▸ Exercise prompt
All entries below need to be written out exactly, but without their pictures.

[Dataset entries]
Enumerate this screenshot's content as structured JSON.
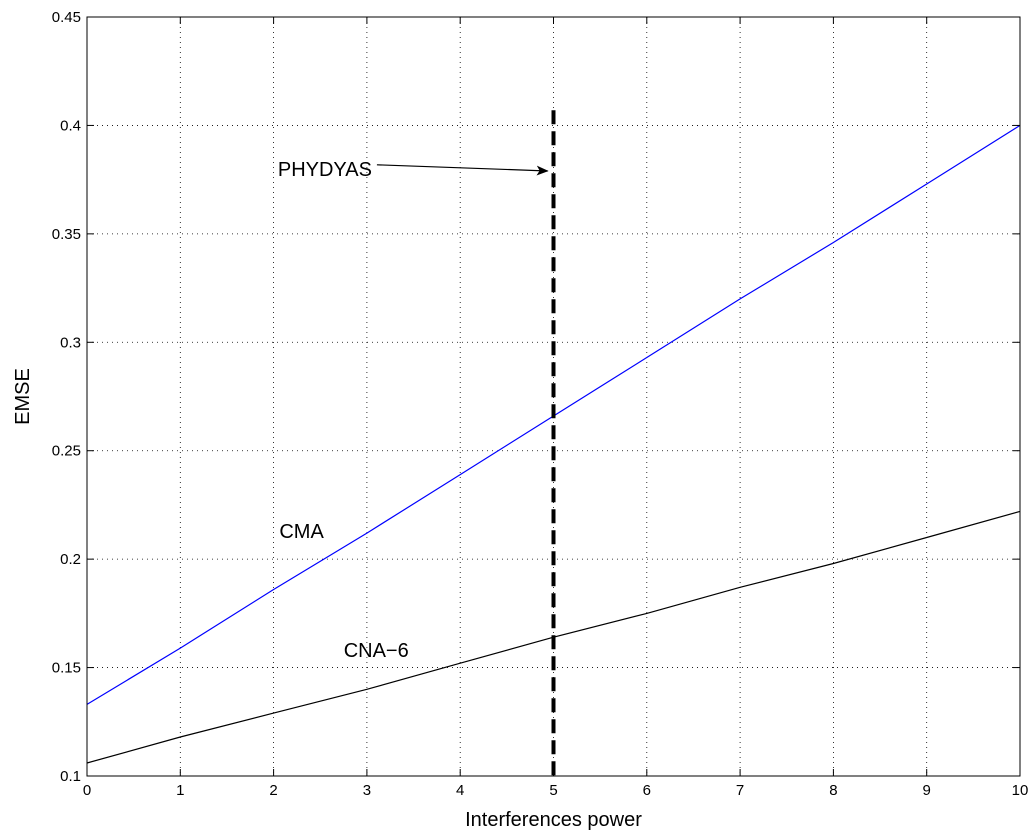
{
  "chart_data": {
    "type": "line",
    "xlabel": "Interferences power",
    "ylabel": "EMSE",
    "xlim": [
      0,
      10
    ],
    "ylim": [
      0.1,
      0.45
    ],
    "xticks": [
      "0",
      "1",
      "2",
      "3",
      "4",
      "5",
      "6",
      "7",
      "8",
      "9",
      "10"
    ],
    "yticks": [
      "0.1",
      "0.15",
      "0.2",
      "0.25",
      "0.3",
      "0.35",
      "0.4",
      "0.45"
    ],
    "grid": true,
    "series": [
      {
        "name": "CMA",
        "color": "#0000ff",
        "x": [
          0,
          1,
          2,
          3,
          4,
          5,
          6,
          7,
          8,
          9,
          10
        ],
        "y": [
          0.133,
          0.159,
          0.186,
          0.212,
          0.239,
          0.266,
          0.293,
          0.32,
          0.346,
          0.373,
          0.4
        ]
      },
      {
        "name": "CNA-6",
        "color": "#000000",
        "x": [
          0,
          1,
          2,
          3,
          4,
          5,
          6,
          7,
          8,
          9,
          10
        ],
        "y": [
          0.106,
          0.118,
          0.129,
          0.14,
          0.152,
          0.164,
          0.175,
          0.187,
          0.198,
          0.21,
          0.222
        ]
      }
    ],
    "vertical_line": {
      "x": 5,
      "y_top": 0.407,
      "style": "dashed",
      "color": "#000000"
    },
    "annotations": [
      {
        "text": "PHYDYAS",
        "x": 2.55,
        "y": 0.38,
        "arrow_to": [
          4.98,
          0.379
        ]
      },
      {
        "text": "CMA",
        "x": 2.3,
        "y": 0.213
      },
      {
        "text": "CNA−6",
        "x": 3.1,
        "y": 0.158
      }
    ]
  }
}
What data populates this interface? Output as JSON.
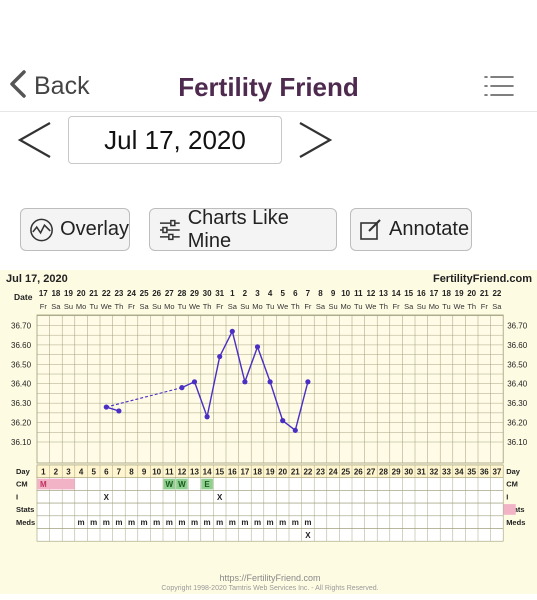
{
  "nav": {
    "back_label": "Back",
    "title": "Fertility Friend"
  },
  "date_selector": {
    "value": "Jul 17, 2020"
  },
  "toolbar": {
    "overlay_label": "Overlay",
    "charts_like_mine_label": "Charts Like Mine",
    "annotate_label": "Annotate"
  },
  "chart_data": {
    "type": "line",
    "header_date": "Jul 17, 2020",
    "brand": "FertilityFriend.com",
    "date_label": "Date",
    "dates": [
      "17",
      "18",
      "19",
      "20",
      "21",
      "22",
      "23",
      "24",
      "25",
      "26",
      "27",
      "28",
      "29",
      "30",
      "31",
      "1",
      "2",
      "3",
      "4",
      "5",
      "6",
      "7",
      "8",
      "9",
      "10",
      "11",
      "12",
      "13",
      "14",
      "15",
      "16",
      "17",
      "18",
      "19",
      "20",
      "21",
      "22"
    ],
    "weekdays": [
      "Fr",
      "Sa",
      "Su",
      "Mo",
      "Tu",
      "We",
      "Th",
      "Fr",
      "Sa",
      "Su",
      "Mo",
      "Tu",
      "We",
      "Th",
      "Fr",
      "Sa",
      "Su",
      "Mo",
      "Tu",
      "We",
      "Th",
      "Fr",
      "Sa",
      "Su",
      "Mo",
      "Tu",
      "We",
      "Th",
      "Fr",
      "Sa",
      "Su",
      "Mo",
      "Tu",
      "We",
      "Th",
      "Fr",
      "Sa"
    ],
    "y_ticks": [
      "36.70",
      "36.60",
      "36.50",
      "36.40",
      "36.30",
      "36.20",
      "36.10"
    ],
    "ylim": [
      36.05,
      36.75
    ],
    "temps": [
      null,
      null,
      null,
      null,
      null,
      36.28,
      36.26,
      null,
      null,
      null,
      null,
      36.38,
      36.41,
      36.23,
      36.54,
      36.67,
      36.41,
      36.59,
      36.41,
      36.21,
      36.16,
      36.41,
      null,
      null,
      null,
      null,
      null,
      null,
      null,
      null,
      null,
      null,
      null,
      null,
      null,
      null,
      null
    ],
    "dashed_gap": [
      7,
      12
    ],
    "rows": {
      "day_label": "Day",
      "cm_label": "CM",
      "i_label": "I",
      "stats_label": "Stats",
      "meds_label": "Meds",
      "days": [
        "1",
        "2",
        "3",
        "4",
        "5",
        "6",
        "7",
        "8",
        "9",
        "10",
        "11",
        "12",
        "13",
        "14",
        "15",
        "16",
        "17",
        "18",
        "19",
        "20",
        "21",
        "22",
        "23",
        "24",
        "25",
        "26",
        "27",
        "28",
        "29",
        "30",
        "31",
        "32",
        "33",
        "34",
        "35",
        "36",
        "37"
      ],
      "cm": {
        "1": "M",
        "11": "W",
        "12": "W",
        "14": "E"
      },
      "i_marks": {
        "6": "X",
        "15": "X"
      },
      "meds": {
        "4": "m",
        "5": "m",
        "6": "m",
        "7": "m",
        "8": "m",
        "9": "m",
        "10": "m",
        "11": "m",
        "12": "m",
        "13": "m",
        "14": "m",
        "15": "m",
        "16": "m",
        "17": "m",
        "18": "m",
        "19": "m",
        "20": "m",
        "21": "m",
        "22": "m"
      },
      "extra_marks": {
        "22": "X"
      }
    },
    "colors": {
      "line": "#4a2fc4",
      "grid": "#9d9d7a",
      "menses": "#f2b3c6",
      "fertile": "#8fcf8f",
      "bg": "#fefbe3"
    }
  },
  "footer": {
    "url": "https://FertilityFriend.com",
    "copyright": "Copyright 1998-2020 Tamtris Web Services Inc. - All Rights Reserved."
  }
}
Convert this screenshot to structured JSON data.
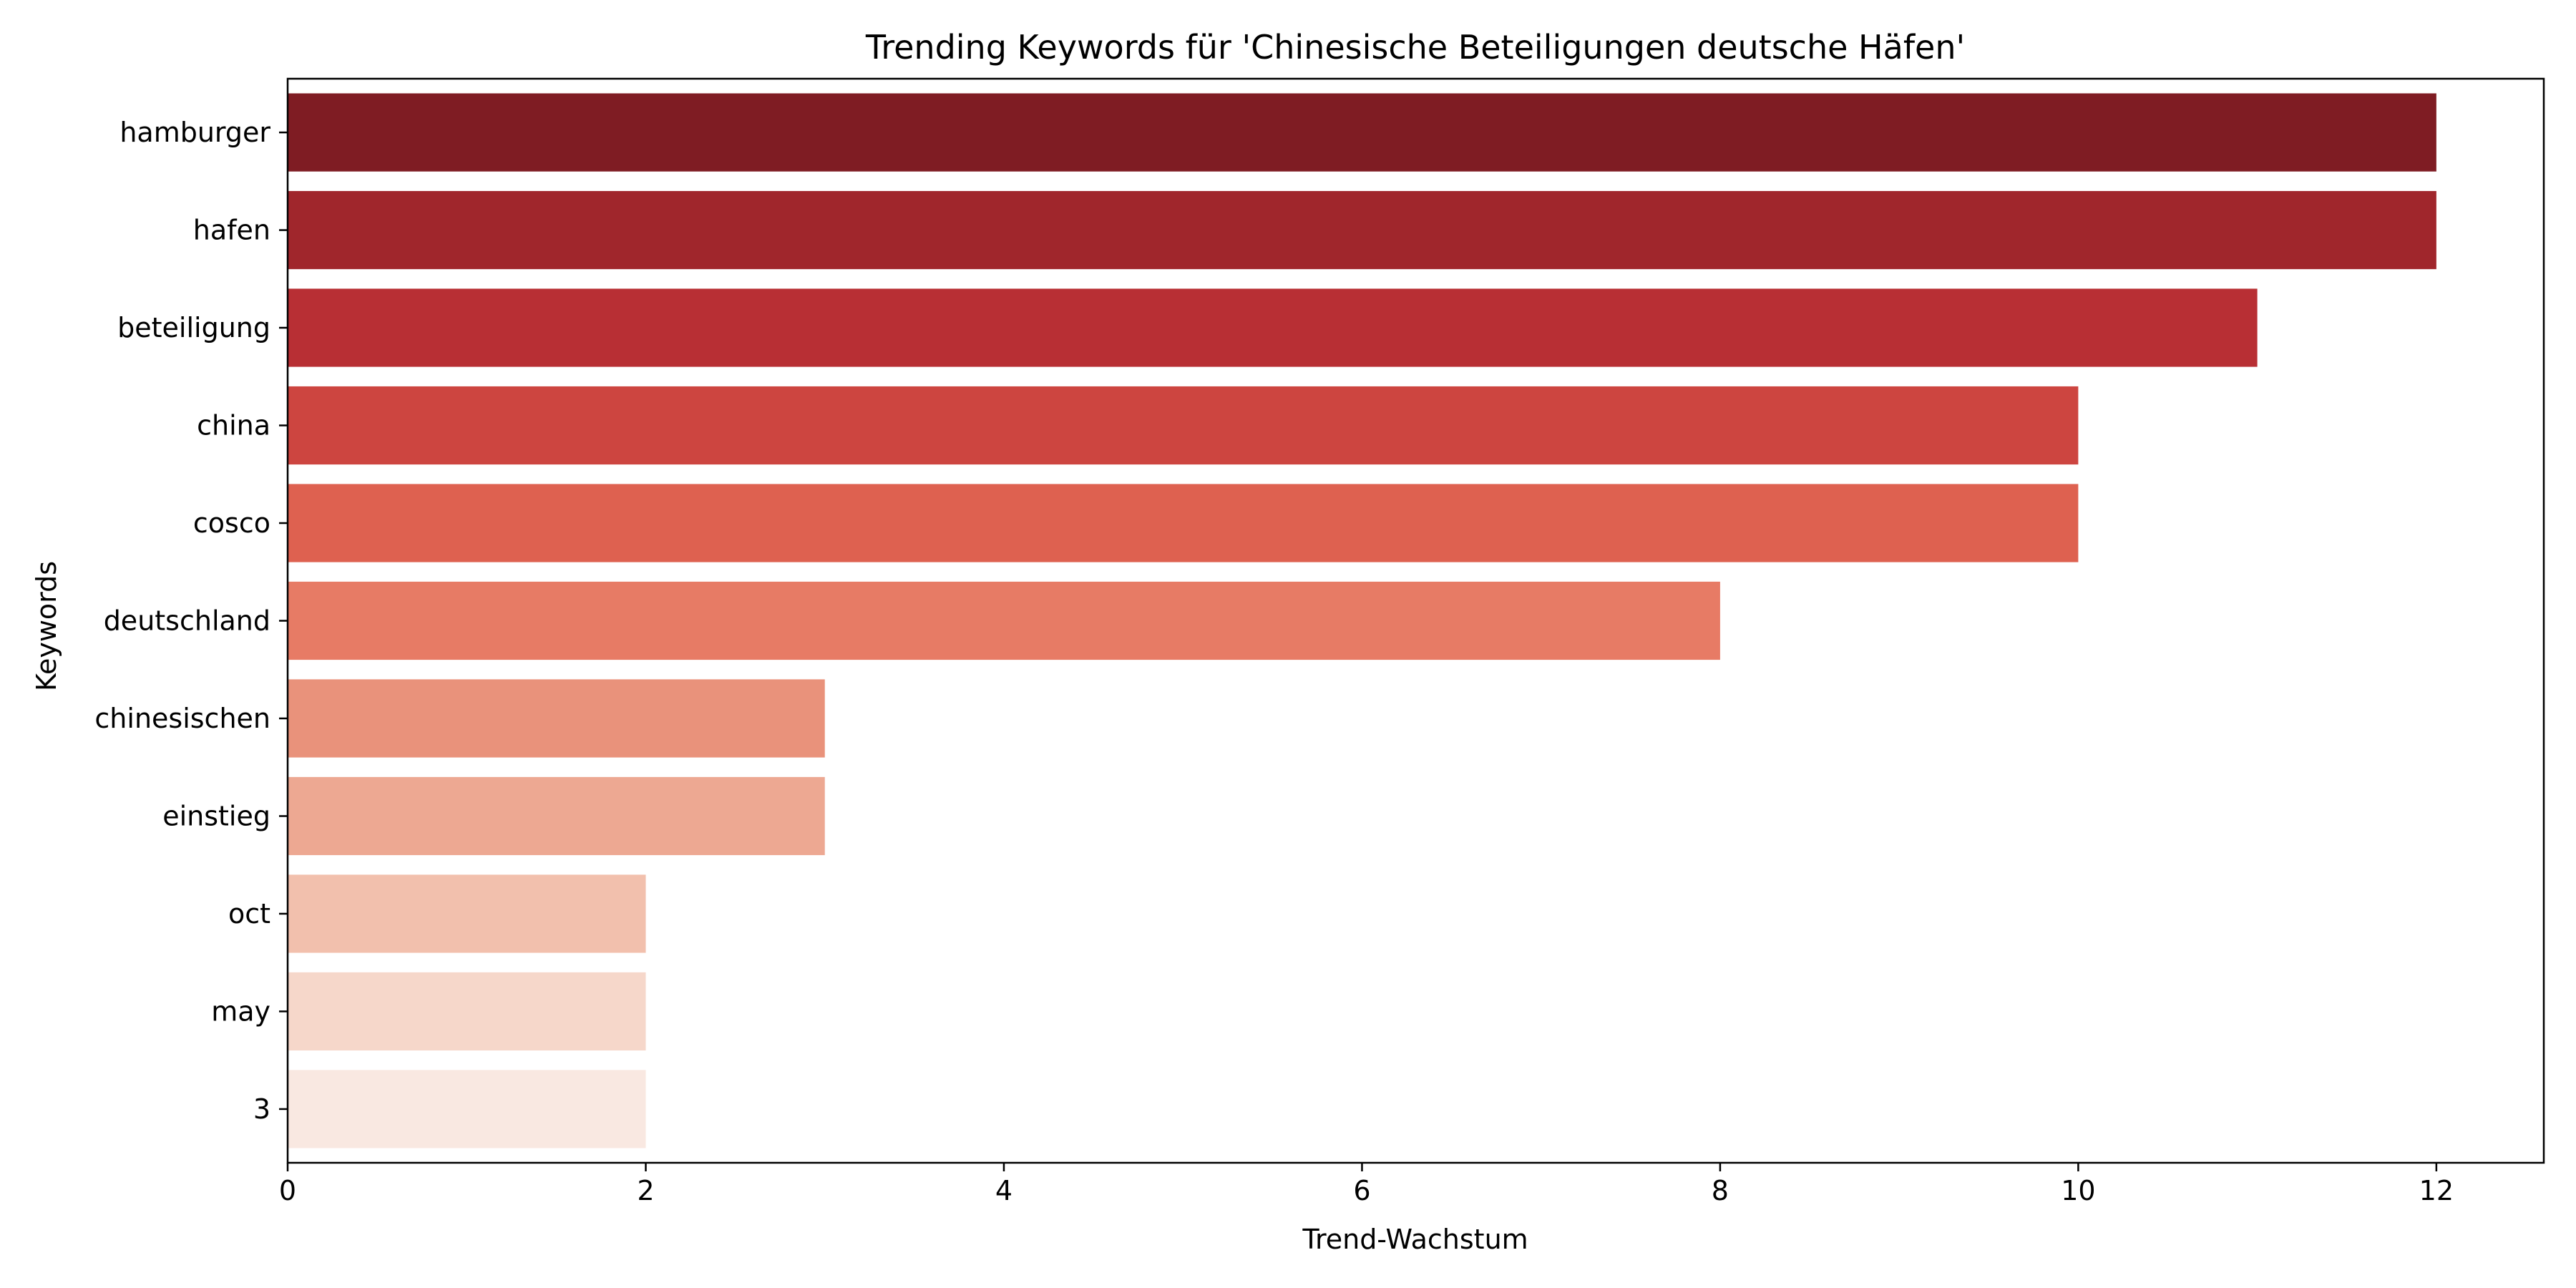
{
  "chart_data": {
    "type": "bar",
    "orientation": "horizontal",
    "title": "Trending Keywords für 'Chinesische Beteiligungen deutsche Häfen'",
    "xlabel": "Trend-Wachstum",
    "ylabel": "Keywords",
    "categories": [
      "hamburger",
      "hafen",
      "beteiligung",
      "china",
      "cosco",
      "deutschland",
      "chinesischen",
      "einstieg",
      "oct",
      "may",
      "3"
    ],
    "values": [
      12,
      12,
      11,
      10,
      10,
      8,
      3,
      3,
      2,
      2,
      2
    ],
    "colors": [
      "#7f1c23",
      "#a0262c",
      "#b82f34",
      "#cd4540",
      "#de6150",
      "#e77b65",
      "#e9927b",
      "#eda892",
      "#f2c0ad",
      "#f6d7ca",
      "#f9e8e1"
    ],
    "xlim": [
      0,
      12.6
    ],
    "xticks": [
      0,
      2,
      4,
      6,
      8,
      10,
      12
    ],
    "xtick_labels": [
      "0",
      "2",
      "4",
      "6",
      "8",
      "10",
      "12"
    ],
    "grid": false,
    "legend": false
  }
}
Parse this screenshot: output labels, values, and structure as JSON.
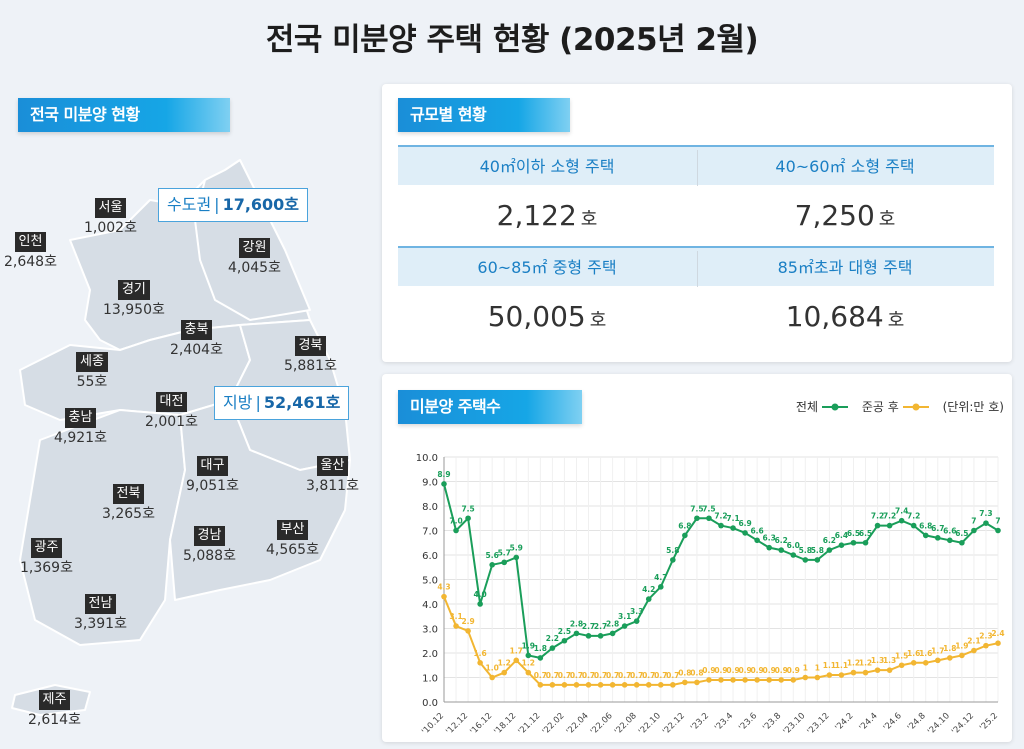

▸ Answer for the task
Enumerate this screenshot's content as structured JSON.
{
  "chart_data": {
    "type": "line",
    "xlabel": "Interferences power",
    "ylabel": "EMSE",
    "xlim": [
      0,
      10
    ],
    "ylim": [
      0.1,
      0.45
    ],
    "xticks": [
      "0",
      "1",
      "2",
      "3",
      "4",
      "5",
      "6",
      "7",
      "8",
      "9",
      "10"
    ],
    "yticks": [
      "0.1",
      "0.15",
      "0.2",
      "0.25",
      "0.3",
      "0.35",
      "0.4",
      "0.45"
    ],
    "grid": true,
    "series": [
      {
        "name": "CMA",
        "color": "#0000ff",
        "x": [
          0,
          1,
          2,
          3,
          4,
          5,
          6,
          7,
          8,
          9,
          10
        ],
        "y": [
          0.133,
          0.159,
          0.186,
          0.212,
          0.239,
          0.266,
          0.293,
          0.32,
          0.346,
          0.373,
          0.4
        ]
      },
      {
        "name": "CNA-6",
        "color": "#000000",
        "x": [
          0,
          1,
          2,
          3,
          4,
          5,
          6,
          7,
          8,
          9,
          10
        ],
        "y": [
          0.106,
          0.118,
          0.129,
          0.14,
          0.152,
          0.164,
          0.175,
          0.187,
          0.198,
          0.21,
          0.222
        ]
      }
    ],
    "vertical_line": {
      "x": 5,
      "y_top": 0.407,
      "style": "dashed",
      "color": "#000000"
    },
    "annotations": [
      {
        "text": "PHYDYAS",
        "x": 2.55,
        "y": 0.38,
        "arrow_to": [
          4.98,
          0.379
        ]
      },
      {
        "text": "CMA",
        "x": 2.3,
        "y": 0.213
      },
      {
        "text": "CNA−6",
        "x": 3.1,
        "y": 0.158
      }
    ]
  }
}
What data populates this interface? Output as JSON.
{
  "nav": {
    "back_label": "Back",
    "title": "Fertility Friend"
  },
  "date_selector": {
    "value": "Jul 17, 2020"
  },
  "toolbar": {
    "overlay_label": "Overlay",
    "charts_like_mine_label": "Charts Like Mine",
    "annotate_label": "Annotate"
  },
  "chart_data": {
    "type": "line",
    "header_date": "Jul 17, 2020",
    "brand": "FertilityFriend.com",
    "date_label": "Date",
    "dates": [
      "17",
      "18",
      "19",
      "20",
      "21",
      "22",
      "23",
      "24",
      "25",
      "26",
      "27",
      "28",
      "29",
      "30",
      "31",
      "1",
      "2",
      "3",
      "4",
      "5",
      "6",
      "7",
      "8",
      "9",
      "10",
      "11",
      "12",
      "13",
      "14",
      "15",
      "16",
      "17",
      "18",
      "19",
      "20",
      "21",
      "22"
    ],
    "weekdays": [
      "Fr",
      "Sa",
      "Su",
      "Mo",
      "Tu",
      "We",
      "Th",
      "Fr",
      "Sa",
      "Su",
      "Mo",
      "Tu",
      "We",
      "Th",
      "Fr",
      "Sa",
      "Su",
      "Mo",
      "Tu",
      "We",
      "Th",
      "Fr",
      "Sa",
      "Su",
      "Mo",
      "Tu",
      "We",
      "Th",
      "Fr",
      "Sa",
      "Su",
      "Mo",
      "Tu",
      "We",
      "Th",
      "Fr",
      "Sa"
    ],
    "y_ticks": [
      "36.70",
      "36.60",
      "36.50",
      "36.40",
      "36.30",
      "36.20",
      "36.10"
    ],
    "ylim": [
      36.05,
      36.75
    ],
    "temps": [
      null,
      null,
      null,
      null,
      null,
      36.28,
      36.26,
      null,
      null,
      null,
      null,
      36.38,
      36.41,
      36.23,
      36.54,
      36.67,
      36.41,
      36.59,
      36.41,
      36.21,
      36.16,
      36.41,
      null,
      null,
      null,
      null,
      null,
      null,
      null,
      null,
      null,
      null,
      null,
      null,
      null,
      null,
      null
    ],
    "dashed_gap": [
      7,
      12
    ],
    "rows": {
      "day_label": "Day",
      "cm_label": "CM",
      "i_label": "I",
      "stats_label": "Stats",
      "meds_label": "Meds",
      "days": [
        "1",
        "2",
        "3",
        "4",
        "5",
        "6",
        "7",
        "8",
        "9",
        "10",
        "11",
        "12",
        "13",
        "14",
        "15",
        "16",
        "17",
        "18",
        "19",
        "20",
        "21",
        "22",
        "23",
        "24",
        "25",
        "26",
        "27",
        "28",
        "29",
        "30",
        "31",
        "32",
        "33",
        "34",
        "35",
        "36",
        "37"
      ],
      "cm": {
        "1": "M",
        "11": "W",
        "12": "W",
        "14": "E"
      },
      "i_marks": {
        "6": "X",
        "15": "X"
      },
      "meds": {
        "4": "m",
        "5": "m",
        "6": "m",
        "7": "m",
        "8": "m",
        "9": "m",
        "10": "m",
        "11": "m",
        "12": "m",
        "13": "m",
        "14": "m",
        "15": "m",
        "16": "m",
        "17": "m",
        "18": "m",
        "19": "m",
        "20": "m",
        "21": "m",
        "22": "m"
      },
      "extra_marks": {
        "22": "X"
      }
    },
    "colors": {
      "line": "#4a2fc4",
      "grid": "#9d9d7a",
      "menses": "#f2b3c6",
      "fertile": "#8fcf8f",
      "bg": "#fefbe3"
    }
  },
  "footer": {
    "url": "https://FertilityFriend.com",
    "copyright": "Copyright 1998-2020 Tamtris Web Services Inc. - All Rights Reserved."
  }
}
Convert this screenshot to structured JSON data.
{
  "chart_data": {
    "type": "bar",
    "orientation": "horizontal",
    "title": "Trending Keywords für 'Chinesische Beteiligungen deutsche Häfen'",
    "xlabel": "Trend-Wachstum",
    "ylabel": "Keywords",
    "categories": [
      "hamburger",
      "hafen",
      "beteiligung",
      "china",
      "cosco",
      "deutschland",
      "chinesischen",
      "einstieg",
      "oct",
      "may",
      "3"
    ],
    "values": [
      12,
      12,
      11,
      10,
      10,
      8,
      3,
      3,
      2,
      2,
      2
    ],
    "colors": [
      "#7f1c23",
      "#a0262c",
      "#b82f34",
      "#cd4540",
      "#de6150",
      "#e77b65",
      "#e9927b",
      "#eda892",
      "#f2c0ad",
      "#f6d7ca",
      "#f9e8e1"
    ],
    "xlim": [
      0,
      12.6
    ],
    "xticks": [
      0,
      2,
      4,
      6,
      8,
      10,
      12
    ],
    "xtick_labels": [
      "0",
      "2",
      "4",
      "6",
      "8",
      "10",
      "12"
    ],
    "grid": false,
    "legend": false
  }
}
Parse this screenshot: output labels, values, and structure as JSON.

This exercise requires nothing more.